## [Exercise goal]
Go through the listing and copy each line with the string "RESULTAT".

## [Record set]

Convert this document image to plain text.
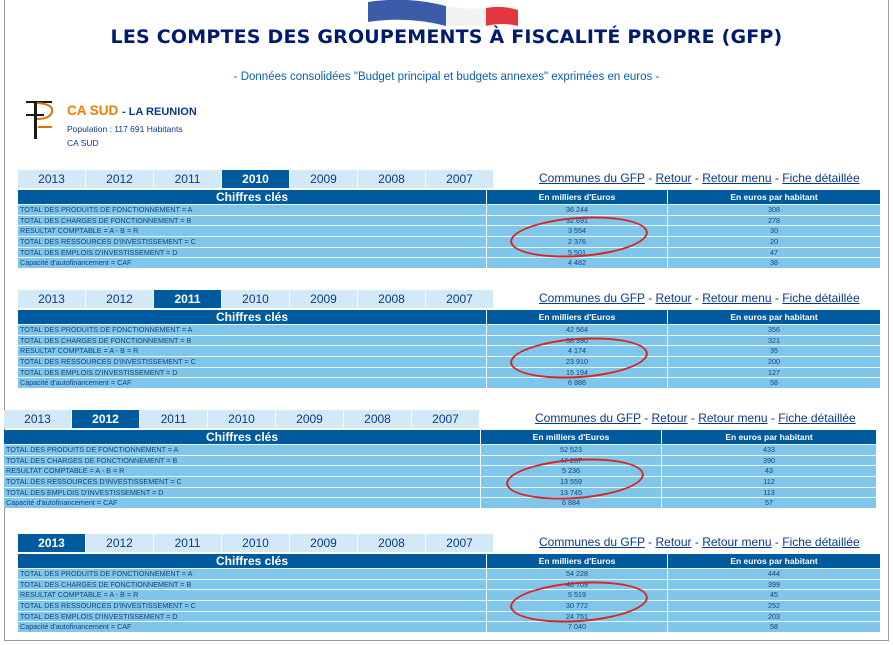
LES COMPTES DES GROUPEMENTS À FISCALITÉ PROPRE (GFP)
- Données consolidées "Budget principal et budgets annexes" exprimées en euros -
CA SUD - LA REUNION
Population : 117 691 Habitants
CA SUD
2013	2012	2011	2010	2009	2008	2007	Communes du GFP - Retour - Retour menu - Fiche détaillée
Chiffres clés	En milliers d'Euros	En euros par habitant
TOTAL DES PRODUITS DE FONCTIONNEMENT = A	36 244	308
TOTAL DES CHARGES DE FONCTIONNEMENT = B	32 691	278
RESULTAT COMPTABLE = A - B = R	3 554	30
TOTAL DES RESSOURCES D'INVESTISSEMENT = C	2 376	20
TOTAL DES EMPLOIS D'INVESTISSEMENT = D	5 501	47
Capacité d'autofinancement = CAF	4 482	38
2013	2012	2011	2010	2009	2008	2007	Communes du GFP - Retour - Retour menu - Fiche détaillée
Chiffres clés	En milliers d'Euros	En euros par habitant
TOTAL DES PRODUITS DE FONCTIONNEMENT = A	42 564	356
TOTAL DES CHARGES DE FONCTIONNEMENT = B	38 390	321
RESULTAT COMPTABLE = A - B = R	4 174	35
TOTAL DES RESSOURCES D'INVESTISSEMENT = C	23 910	200
TOTAL DES EMPLOIS D'INVESTISSEMENT = D	15 194	127
Capacité d'autofinancement = CAF	6 886	58
2013	2012	2011	2010	2009	2008	2007	Communes du GFP - Retour - Retour menu - Fiche détaillée
Chiffres clés	En milliers d'Euros	En euros par habitant
TOTAL DES PRODUITS DE FONCTIONNEMENT = A	52 523	433
TOTAL DES CHARGES DE FONCTIONNEMENT = B	47 287	390
RESULTAT COMPTABLE = A - B = R	5 236	43
TOTAL DES RESSOURCES D'INVESTISSEMENT = C	13 559	112
TOTAL DES EMPLOIS D'INVESTISSEMENT = D	13 745	113
Capacité d'autofinancement = CAF	6 884	57
2013	2012	2011	2010	2009	2008	2007	Communes du GFP - Retour - Retour menu - Fiche détaillée
Chiffres clés	En milliers d'Euros	En euros par habitant
TOTAL DES PRODUITS DE FONCTIONNEMENT = A	54 228	444
TOTAL DES CHARGES DE FONCTIONNEMENT = B	48 709	399
RESULTAT COMPTABLE = A - B = R	5 519	45
TOTAL DES RESSOURCES D'INVESTISSEMENT = C	30 772	252
TOTAL DES EMPLOIS D'INVESTISSEMENT = D	24 751	203
Capacité d'autofinancement = CAF	7 040	58
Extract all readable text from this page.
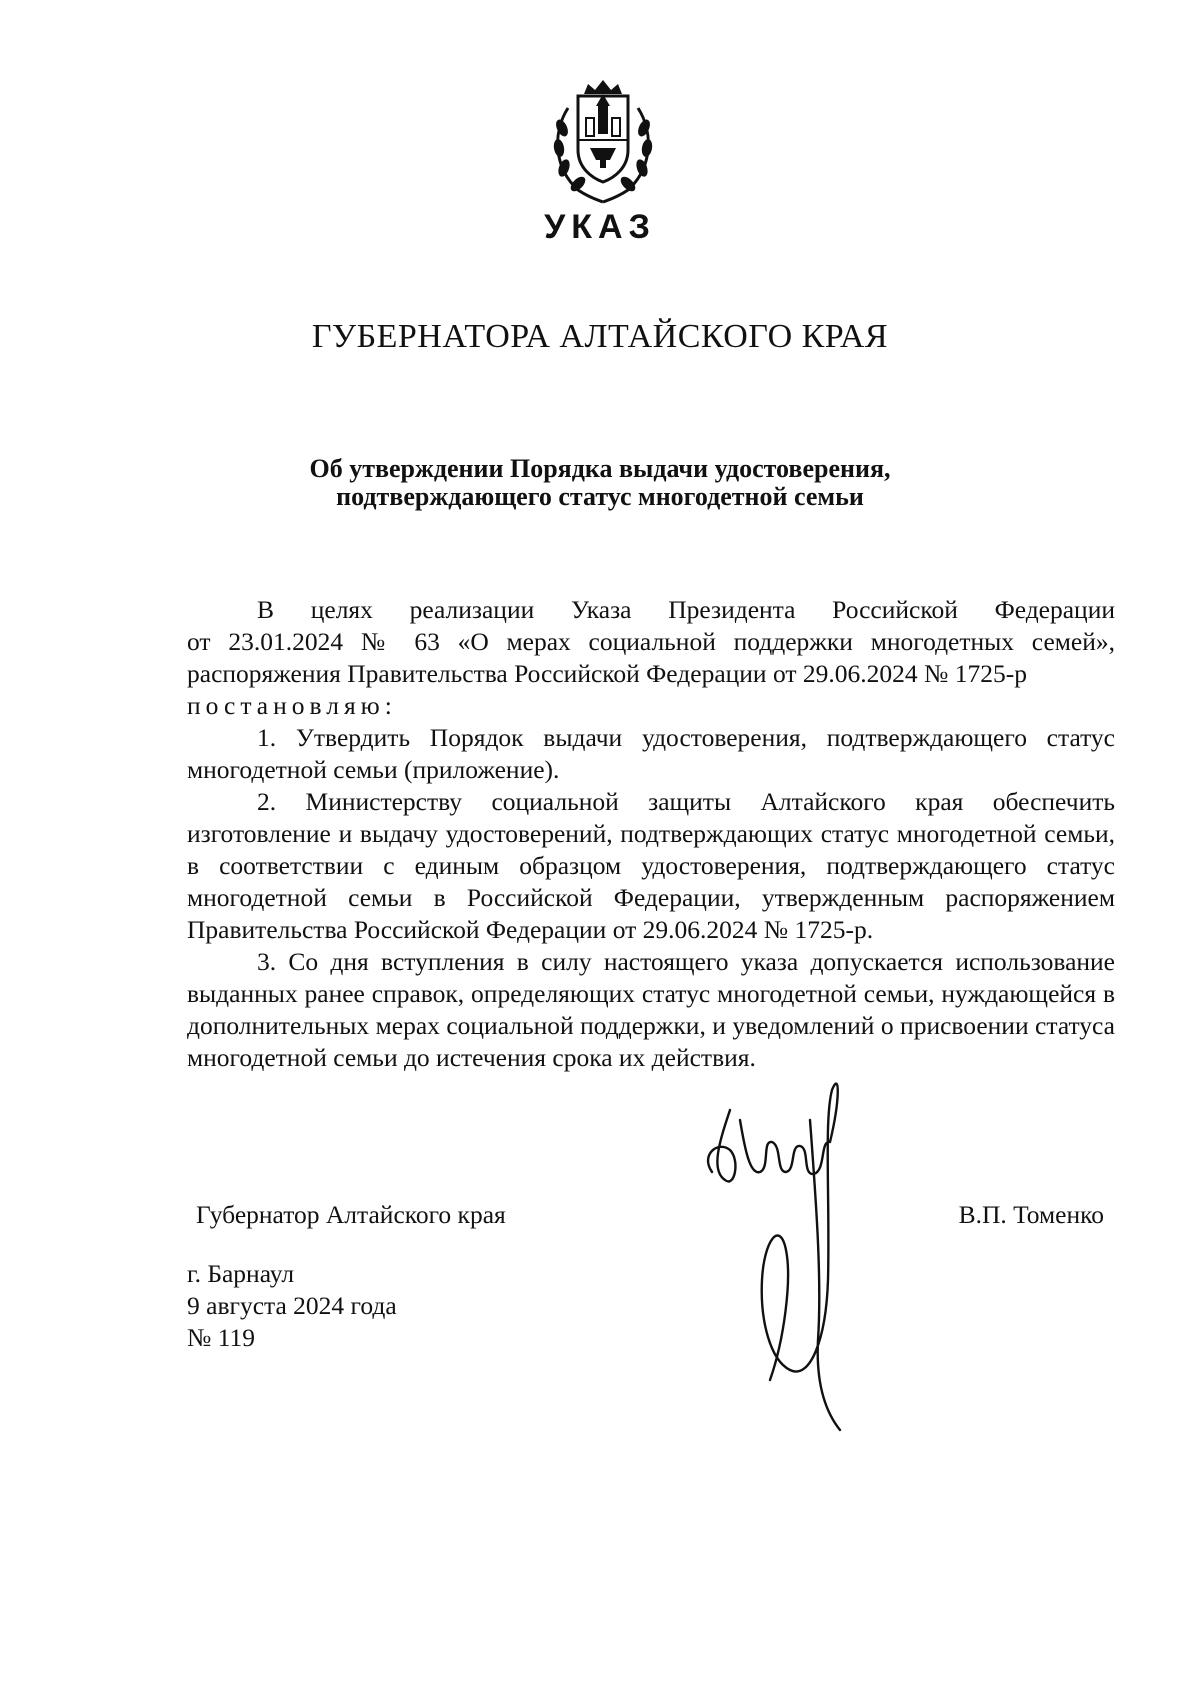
УКАЗ
ГУБЕРНАТОРА АЛТАЙСКОГО КРАЯ
Об утверждении Порядка выдачи удостоверения,
подтверждающего статус многодетной семьи

В целях реализации Указа Президента Российской Федерации

от 23.01.2024 № 63 «О мерах социальной поддержки многодетных семей», распоряжения Правительства Российской Федерации от 29.06.2024 № 1725-р

постановляю:

1. Утвердить Порядок выдачи удостоверения, подтверждающего статус многодетной семьи (приложение).

2. Министерству социальной защиты Алтайского края обеспечить изготовление и выдачу удостоверений, подтверждающих статус многодетной семьи, в соответствии с единым образцом удостоверения, подтверждающего статус многодетной семьи в Российской Федерации, утвержденным распоряжением Правительства Российской Федерации от 29.06.2024 № 1725-р.

3. Со дня вступления в силу настоящего указа допускается использование выданных ранее справок, определяющих статус многодетной семьи, нуждающейся в дополнительных мерах социальной поддержки, и уведомлений о присвоении статуса многодетной семьи до истечения срока их действия.

Губернатор Алтайского края	В.П. Томенко
г. Барнаул
9 августа 2024 года
№ 119
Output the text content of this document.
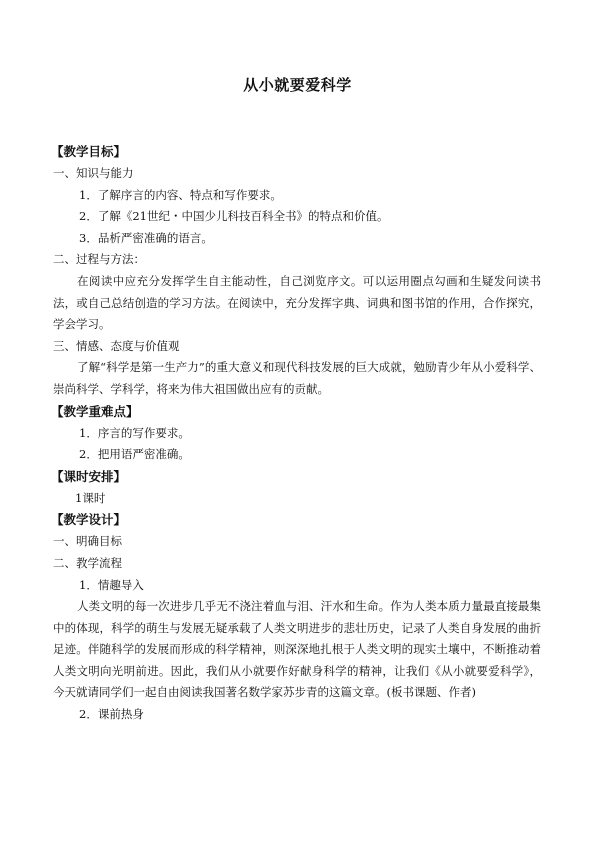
从小就要爱科学
【教学目标】
一、知识与能力
1．了解序言的内容、特点和写作要求。
2．了解《21世纪・中国少儿科技百科全书》的特点和价值。
3．品析严密准确的语言。
二、过程与方法：
在阅读中应充分发挥学生自主能动性，自己浏览序文。可以运用圈点勾画和生疑发问读书法，或自己总结创造的学习方法。在阅读中，充分发挥字典、词典和图书馆的作用，合作探究，学会学习。
三、情感、态度与价值观
了解“科学是第一生产力”的重大意义和现代科技发展的巨大成就，勉励青少年从小爱科学、崇尚科学、学科学，将来为伟大祖国做出应有的贡献。
【教学重难点】
1．序言的写作要求。
2．把用语严密准确。
【课时安排】
1课时
【教学设计】
一、明确目标
二、教学流程
1．情趣导入
人类文明的每一次进步几乎无不浇注着血与泪、汗水和生命。作为人类本质力量最直接最集中的体现，科学的萌生与发展无疑承载了人类文明进步的悲壮历史，记录了人类自身发展的曲折足迹。伴随科学的发展而形成的科学精神，则深深地扎根于人类文明的现实土壤中，不断推动着人类文明向光明前进。因此，我们从小就要作好献身科学的精神，让我们《从小就要爱科学》，今天就请同学们一起自由阅读我国著名数学家苏步青的这篇文章。(板书课题、作者)
2．课前热身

## [Task output]
RESULTAT COMPTABLE = A - B = R	3 554	30
RESULTAT COMPTABLE = A - B = R	4 174	35
RESULTAT COMPTABLE = A - B = R	5 236	43
RESULTAT COMPTABLE = A - B = R	5 519	45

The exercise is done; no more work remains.